## WORK REQUIRED
All of the records listed below should be retyped exactly.

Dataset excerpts
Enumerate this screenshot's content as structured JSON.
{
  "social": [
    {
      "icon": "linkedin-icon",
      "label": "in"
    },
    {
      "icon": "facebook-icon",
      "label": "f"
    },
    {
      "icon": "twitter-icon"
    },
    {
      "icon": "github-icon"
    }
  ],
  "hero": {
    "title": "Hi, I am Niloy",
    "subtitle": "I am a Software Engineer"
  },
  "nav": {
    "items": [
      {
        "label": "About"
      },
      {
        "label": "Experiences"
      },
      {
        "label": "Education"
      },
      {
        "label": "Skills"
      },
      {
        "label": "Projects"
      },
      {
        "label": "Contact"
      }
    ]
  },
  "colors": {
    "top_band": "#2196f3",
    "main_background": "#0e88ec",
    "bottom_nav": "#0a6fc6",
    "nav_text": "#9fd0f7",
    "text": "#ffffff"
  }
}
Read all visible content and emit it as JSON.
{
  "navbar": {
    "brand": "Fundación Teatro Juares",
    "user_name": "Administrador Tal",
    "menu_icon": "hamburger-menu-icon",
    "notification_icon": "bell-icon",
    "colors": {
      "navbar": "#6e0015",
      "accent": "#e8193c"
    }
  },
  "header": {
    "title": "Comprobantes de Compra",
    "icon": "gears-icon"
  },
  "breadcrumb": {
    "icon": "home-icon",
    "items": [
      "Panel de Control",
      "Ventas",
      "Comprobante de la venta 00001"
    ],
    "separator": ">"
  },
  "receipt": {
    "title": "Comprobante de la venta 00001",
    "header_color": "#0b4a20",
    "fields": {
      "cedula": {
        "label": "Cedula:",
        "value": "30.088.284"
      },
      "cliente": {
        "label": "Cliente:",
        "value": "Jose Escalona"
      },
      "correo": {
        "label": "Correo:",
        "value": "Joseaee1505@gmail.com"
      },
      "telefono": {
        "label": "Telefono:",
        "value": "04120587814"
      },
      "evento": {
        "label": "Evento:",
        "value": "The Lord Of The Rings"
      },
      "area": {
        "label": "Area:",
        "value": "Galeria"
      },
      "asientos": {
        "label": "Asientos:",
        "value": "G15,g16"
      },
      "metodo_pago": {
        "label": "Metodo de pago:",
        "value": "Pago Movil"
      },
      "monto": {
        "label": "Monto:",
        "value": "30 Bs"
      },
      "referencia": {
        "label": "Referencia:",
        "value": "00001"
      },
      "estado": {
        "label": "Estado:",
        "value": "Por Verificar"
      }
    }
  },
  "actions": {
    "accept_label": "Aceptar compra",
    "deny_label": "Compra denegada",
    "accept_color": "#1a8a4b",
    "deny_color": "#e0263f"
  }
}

## RESPONSE TO THIS TASK
Enumerate this screenshot's content as structured JSON.
{
  "social": [
    {
      "icon": "linkedin-icon",
      "label": "in"
    },
    {
      "icon": "facebook-icon",
      "label": "f"
    },
    {
      "icon": "twitter-icon"
    },
    {
      "icon": "github-icon"
    }
  ],
  "hero": {
    "title": "Hi, I am Niloy",
    "subtitle": "I am a Software Engineer"
  },
  "nav": {
    "items": [
      {
        "label": "About"
      },
      {
        "label": "Experiences"
      },
      {
        "label": "Education"
      },
      {
        "label": "Skills"
      },
      {
        "label": "Projects"
      },
      {
        "label": "Contact"
      }
    ]
  },
  "colors": {
    "top_band": "#2196f3",
    "main_background": "#0e88ec",
    "bottom_nav": "#0a6fc6",
    "nav_text": "#9fd0f7",
    "text": "#ffffff"
  }
}
Read all visible content and emit it as JSON.
{
  "navbar": {
    "brand": "Fundación Teatro Juares",
    "user_name": "Administrador Tal",
    "menu_icon": "hamburger-menu-icon",
    "notification_icon": "bell-icon",
    "colors": {
      "navbar": "#6e0015",
      "accent": "#e8193c"
    }
  },
  "header": {
    "title": "Comprobantes de Compra",
    "icon": "gears-icon"
  },
  "breadcrumb": {
    "icon": "home-icon",
    "items": [
      "Panel de Control",
      "Ventas",
      "Comprobante de la venta 00001"
    ],
    "separator": ">"
  },
  "receipt": {
    "title": "Comprobante de la venta 00001",
    "header_color": "#0b4a20",
    "fields": {
      "cedula": {
        "label": "Cedula:",
        "value": "30.088.284"
      },
      "cliente": {
        "label": "Cliente:",
        "value": "Jose Escalona"
      },
      "correo": {
        "label": "Correo:",
        "value": "Joseaee1505@gmail.com"
      },
      "telefono": {
        "label": "Telefono:",
        "value": "04120587814"
      },
      "evento": {
        "label": "Evento:",
        "value": "The Lord Of The Rings"
      },
      "area": {
        "label": "Area:",
        "value": "Galeria"
      },
      "asientos": {
        "label": "Asientos:",
        "value": "G15,g16"
      },
      "metodo_pago": {
        "label": "Metodo de pago:",
        "value": "Pago Movil"
      },
      "monto": {
        "label": "Monto:",
        "value": "30 Bs"
      },
      "referencia": {
        "label": "Referencia:",
        "value": "00001"
      },
      "estado": {
        "label": "Estado:",
        "value": "Por Verificar"
      }
    }
  },
  "actions": {
    "accept_label": "Aceptar compra",
    "deny_label": "Compra denegada",
    "accept_color": "#1a8a4b",
    "deny_color": "#e0263f"
  }
}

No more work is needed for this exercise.